● **SUPPLIED PASSAGE**:
_____

Re: ZFS : panic("sleeping thread")

From: Thomas Backman <serenity_at_exscape.org>
Date: Thu, 18 Jun 2009 13:49:46 +0200
On May 27, 2009, at 07:58 PM, Artem Belevich wrote:

> Hi,
>
> While recent ZFS improvements got rid of random hangs I used to see,
> there's still one problem that I keep running into -- panic in ZFS
> under heavy load. I can reproduce it by doing a build with -j16 in a
> jail running i386 binaries on -CURRENT/amd64 running on a box with
> quad-core CPU. It takes a while to reproduce, but it usually shows up
> within couple of hours.

_____

● **RAW DATA**:
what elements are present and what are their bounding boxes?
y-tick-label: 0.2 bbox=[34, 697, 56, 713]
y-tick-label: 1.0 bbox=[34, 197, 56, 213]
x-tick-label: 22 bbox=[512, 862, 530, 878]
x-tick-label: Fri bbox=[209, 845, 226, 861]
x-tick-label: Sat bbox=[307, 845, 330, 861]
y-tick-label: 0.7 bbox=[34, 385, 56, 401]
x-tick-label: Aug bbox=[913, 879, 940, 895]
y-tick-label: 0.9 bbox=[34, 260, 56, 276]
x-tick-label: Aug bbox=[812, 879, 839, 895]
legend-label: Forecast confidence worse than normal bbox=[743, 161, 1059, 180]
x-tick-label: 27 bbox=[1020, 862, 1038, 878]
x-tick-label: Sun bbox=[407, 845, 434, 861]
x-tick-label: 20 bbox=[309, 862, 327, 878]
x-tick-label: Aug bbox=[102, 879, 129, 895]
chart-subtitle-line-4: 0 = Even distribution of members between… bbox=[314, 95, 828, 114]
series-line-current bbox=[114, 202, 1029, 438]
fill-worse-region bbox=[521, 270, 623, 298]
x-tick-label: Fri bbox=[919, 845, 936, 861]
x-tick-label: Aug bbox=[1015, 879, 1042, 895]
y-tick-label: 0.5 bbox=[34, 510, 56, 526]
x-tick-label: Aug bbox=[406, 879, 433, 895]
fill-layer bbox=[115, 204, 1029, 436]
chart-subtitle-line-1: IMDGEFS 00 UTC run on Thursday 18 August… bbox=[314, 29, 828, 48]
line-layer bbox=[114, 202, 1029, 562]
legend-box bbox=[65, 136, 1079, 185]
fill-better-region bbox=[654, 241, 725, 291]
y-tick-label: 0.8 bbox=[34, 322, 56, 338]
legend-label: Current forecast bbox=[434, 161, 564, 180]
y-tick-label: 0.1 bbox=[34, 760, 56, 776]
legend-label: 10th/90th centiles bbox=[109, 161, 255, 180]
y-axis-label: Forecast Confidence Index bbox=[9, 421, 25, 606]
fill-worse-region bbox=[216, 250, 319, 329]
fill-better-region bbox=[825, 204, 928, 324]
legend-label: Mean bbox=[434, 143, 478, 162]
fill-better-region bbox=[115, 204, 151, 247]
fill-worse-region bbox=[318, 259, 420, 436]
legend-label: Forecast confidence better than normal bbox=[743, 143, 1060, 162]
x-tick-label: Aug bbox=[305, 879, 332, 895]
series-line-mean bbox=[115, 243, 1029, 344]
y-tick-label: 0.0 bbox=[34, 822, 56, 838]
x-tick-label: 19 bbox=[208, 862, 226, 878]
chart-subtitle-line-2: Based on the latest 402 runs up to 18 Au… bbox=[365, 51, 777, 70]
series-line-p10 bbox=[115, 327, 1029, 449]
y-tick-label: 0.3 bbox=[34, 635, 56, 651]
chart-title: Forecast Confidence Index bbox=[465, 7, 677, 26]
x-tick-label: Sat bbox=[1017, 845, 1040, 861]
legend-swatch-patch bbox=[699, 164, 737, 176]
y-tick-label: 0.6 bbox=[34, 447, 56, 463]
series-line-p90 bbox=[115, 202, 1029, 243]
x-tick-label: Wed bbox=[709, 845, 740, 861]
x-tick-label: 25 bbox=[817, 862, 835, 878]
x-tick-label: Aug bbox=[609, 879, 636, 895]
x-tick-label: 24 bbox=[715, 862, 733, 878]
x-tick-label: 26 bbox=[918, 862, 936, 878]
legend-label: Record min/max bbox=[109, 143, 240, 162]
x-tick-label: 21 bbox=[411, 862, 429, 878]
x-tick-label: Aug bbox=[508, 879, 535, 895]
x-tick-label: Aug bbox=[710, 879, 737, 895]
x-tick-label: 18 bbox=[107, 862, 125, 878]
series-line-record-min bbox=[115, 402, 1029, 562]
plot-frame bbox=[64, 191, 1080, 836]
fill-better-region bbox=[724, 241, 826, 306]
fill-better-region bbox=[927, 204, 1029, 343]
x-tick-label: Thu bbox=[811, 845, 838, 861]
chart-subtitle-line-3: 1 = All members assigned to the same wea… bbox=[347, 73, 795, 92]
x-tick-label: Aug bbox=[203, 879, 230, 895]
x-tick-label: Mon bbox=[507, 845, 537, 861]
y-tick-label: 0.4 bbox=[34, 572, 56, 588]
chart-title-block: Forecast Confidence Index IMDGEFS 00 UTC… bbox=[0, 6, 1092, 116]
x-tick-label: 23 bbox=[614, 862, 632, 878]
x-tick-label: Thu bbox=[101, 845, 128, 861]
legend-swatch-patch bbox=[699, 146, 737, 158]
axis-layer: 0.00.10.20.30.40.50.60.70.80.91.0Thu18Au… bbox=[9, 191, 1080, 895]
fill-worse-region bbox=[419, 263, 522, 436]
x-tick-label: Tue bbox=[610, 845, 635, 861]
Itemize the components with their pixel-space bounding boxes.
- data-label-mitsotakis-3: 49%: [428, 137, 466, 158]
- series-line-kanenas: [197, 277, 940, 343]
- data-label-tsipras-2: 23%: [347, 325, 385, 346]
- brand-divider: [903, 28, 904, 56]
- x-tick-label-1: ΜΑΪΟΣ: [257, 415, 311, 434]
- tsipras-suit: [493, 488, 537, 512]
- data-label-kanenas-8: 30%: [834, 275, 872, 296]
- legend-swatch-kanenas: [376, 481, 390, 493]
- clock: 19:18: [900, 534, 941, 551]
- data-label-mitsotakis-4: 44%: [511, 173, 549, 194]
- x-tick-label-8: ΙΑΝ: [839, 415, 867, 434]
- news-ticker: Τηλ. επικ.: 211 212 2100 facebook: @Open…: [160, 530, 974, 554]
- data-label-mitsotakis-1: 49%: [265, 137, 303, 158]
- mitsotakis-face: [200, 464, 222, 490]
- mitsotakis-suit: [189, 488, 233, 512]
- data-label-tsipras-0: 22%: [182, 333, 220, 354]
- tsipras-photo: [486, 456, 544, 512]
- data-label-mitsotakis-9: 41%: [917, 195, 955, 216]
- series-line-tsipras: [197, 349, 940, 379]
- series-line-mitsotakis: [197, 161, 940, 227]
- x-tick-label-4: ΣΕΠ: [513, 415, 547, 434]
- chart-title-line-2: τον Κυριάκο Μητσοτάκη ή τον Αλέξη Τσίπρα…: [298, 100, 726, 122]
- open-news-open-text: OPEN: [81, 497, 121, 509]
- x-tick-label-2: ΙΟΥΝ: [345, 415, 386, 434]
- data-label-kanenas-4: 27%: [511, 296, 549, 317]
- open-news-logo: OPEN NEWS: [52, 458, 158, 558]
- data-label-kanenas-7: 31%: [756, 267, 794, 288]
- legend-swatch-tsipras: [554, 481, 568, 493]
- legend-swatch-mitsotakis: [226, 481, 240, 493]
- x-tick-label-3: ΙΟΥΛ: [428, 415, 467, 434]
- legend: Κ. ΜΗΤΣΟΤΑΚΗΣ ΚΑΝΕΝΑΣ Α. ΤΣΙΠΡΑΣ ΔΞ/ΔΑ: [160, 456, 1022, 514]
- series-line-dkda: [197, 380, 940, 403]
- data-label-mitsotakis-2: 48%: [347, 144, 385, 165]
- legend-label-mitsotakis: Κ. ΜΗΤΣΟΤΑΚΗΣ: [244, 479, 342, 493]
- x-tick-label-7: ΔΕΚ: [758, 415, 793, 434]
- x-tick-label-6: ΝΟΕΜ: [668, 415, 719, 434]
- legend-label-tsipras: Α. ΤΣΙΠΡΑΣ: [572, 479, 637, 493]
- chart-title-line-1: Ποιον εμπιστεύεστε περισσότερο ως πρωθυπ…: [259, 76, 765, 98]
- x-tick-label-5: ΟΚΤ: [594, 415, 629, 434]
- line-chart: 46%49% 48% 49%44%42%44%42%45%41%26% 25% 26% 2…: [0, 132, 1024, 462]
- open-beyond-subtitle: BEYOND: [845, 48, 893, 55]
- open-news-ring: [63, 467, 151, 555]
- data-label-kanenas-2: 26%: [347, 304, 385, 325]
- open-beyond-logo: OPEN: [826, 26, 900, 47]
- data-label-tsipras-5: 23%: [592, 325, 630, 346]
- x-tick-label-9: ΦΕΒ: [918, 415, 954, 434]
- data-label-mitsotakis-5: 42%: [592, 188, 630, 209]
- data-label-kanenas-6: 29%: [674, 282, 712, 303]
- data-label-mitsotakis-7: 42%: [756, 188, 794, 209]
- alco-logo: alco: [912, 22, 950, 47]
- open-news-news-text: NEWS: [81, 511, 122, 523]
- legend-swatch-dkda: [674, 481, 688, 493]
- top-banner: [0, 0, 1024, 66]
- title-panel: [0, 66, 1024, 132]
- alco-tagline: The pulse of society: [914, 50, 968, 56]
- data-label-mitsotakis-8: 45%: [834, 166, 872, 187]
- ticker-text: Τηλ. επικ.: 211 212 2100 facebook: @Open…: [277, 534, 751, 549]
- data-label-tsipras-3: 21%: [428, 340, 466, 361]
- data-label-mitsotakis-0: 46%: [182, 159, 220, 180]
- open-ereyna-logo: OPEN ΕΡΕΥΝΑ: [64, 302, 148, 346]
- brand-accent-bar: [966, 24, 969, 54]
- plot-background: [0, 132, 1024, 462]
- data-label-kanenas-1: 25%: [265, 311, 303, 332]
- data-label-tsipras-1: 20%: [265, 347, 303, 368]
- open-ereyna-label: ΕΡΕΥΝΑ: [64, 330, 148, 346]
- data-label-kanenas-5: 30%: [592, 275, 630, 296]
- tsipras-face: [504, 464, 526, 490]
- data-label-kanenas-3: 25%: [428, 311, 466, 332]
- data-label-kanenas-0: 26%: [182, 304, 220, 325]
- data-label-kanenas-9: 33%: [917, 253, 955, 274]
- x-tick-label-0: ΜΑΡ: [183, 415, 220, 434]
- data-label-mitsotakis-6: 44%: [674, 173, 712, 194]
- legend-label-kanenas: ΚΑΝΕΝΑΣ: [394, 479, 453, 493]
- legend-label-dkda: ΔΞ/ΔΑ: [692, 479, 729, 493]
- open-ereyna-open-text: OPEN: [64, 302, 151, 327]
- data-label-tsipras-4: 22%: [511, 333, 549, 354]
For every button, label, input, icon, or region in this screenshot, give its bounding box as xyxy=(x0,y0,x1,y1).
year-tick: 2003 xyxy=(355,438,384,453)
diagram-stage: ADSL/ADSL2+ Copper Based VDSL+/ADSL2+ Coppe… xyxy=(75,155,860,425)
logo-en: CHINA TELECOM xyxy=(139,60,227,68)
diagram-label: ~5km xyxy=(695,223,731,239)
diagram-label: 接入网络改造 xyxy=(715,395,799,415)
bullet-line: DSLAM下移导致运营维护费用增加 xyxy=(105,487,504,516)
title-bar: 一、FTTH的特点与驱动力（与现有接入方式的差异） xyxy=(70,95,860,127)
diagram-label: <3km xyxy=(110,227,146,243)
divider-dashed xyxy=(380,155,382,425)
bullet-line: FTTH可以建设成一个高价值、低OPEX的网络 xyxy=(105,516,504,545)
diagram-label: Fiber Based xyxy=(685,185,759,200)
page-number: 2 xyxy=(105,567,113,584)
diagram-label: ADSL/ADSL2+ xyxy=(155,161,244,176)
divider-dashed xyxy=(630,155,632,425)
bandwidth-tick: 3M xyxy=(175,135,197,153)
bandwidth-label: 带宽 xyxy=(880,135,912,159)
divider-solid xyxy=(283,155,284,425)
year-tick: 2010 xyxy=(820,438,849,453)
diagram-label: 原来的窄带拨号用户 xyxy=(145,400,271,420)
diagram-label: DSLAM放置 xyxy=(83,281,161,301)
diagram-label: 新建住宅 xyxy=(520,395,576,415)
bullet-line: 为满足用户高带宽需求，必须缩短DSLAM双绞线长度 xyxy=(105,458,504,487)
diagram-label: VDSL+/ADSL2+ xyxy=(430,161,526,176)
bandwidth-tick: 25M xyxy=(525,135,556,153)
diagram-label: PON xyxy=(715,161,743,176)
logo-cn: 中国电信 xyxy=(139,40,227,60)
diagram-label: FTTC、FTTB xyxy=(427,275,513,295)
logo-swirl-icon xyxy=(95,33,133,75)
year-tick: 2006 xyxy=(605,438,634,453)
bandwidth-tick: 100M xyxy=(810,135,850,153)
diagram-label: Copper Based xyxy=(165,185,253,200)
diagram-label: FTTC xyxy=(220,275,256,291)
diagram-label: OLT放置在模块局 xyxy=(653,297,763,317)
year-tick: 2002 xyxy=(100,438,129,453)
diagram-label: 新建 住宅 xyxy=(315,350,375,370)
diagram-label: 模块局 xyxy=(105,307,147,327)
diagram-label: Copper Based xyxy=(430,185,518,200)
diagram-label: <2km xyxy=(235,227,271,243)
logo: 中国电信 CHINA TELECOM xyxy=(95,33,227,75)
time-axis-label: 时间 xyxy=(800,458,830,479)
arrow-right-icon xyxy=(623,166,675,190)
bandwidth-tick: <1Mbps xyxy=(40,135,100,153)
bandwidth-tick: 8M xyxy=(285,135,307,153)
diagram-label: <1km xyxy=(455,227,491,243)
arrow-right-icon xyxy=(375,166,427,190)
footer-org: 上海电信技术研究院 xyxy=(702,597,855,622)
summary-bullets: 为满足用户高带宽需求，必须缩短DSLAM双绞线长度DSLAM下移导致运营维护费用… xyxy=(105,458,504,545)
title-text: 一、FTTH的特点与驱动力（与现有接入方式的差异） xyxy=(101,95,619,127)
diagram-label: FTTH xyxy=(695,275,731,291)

_____

● **TASK PROMPT**:
Answer these questions from the ZFS panic thread, one per line:
1. On what date and at what time was Thomas Backman's reply sent?
2. What -j value did Artem Belevich use for the build that reproduces the panic?
3. Within roughly how long does the panic usually show up?

● **RESULT OF THE EXERCISE**:
1. Thu, 18 Jun 2009, at 13:49:46 +0200
2. -j16
3. Within a couple of hours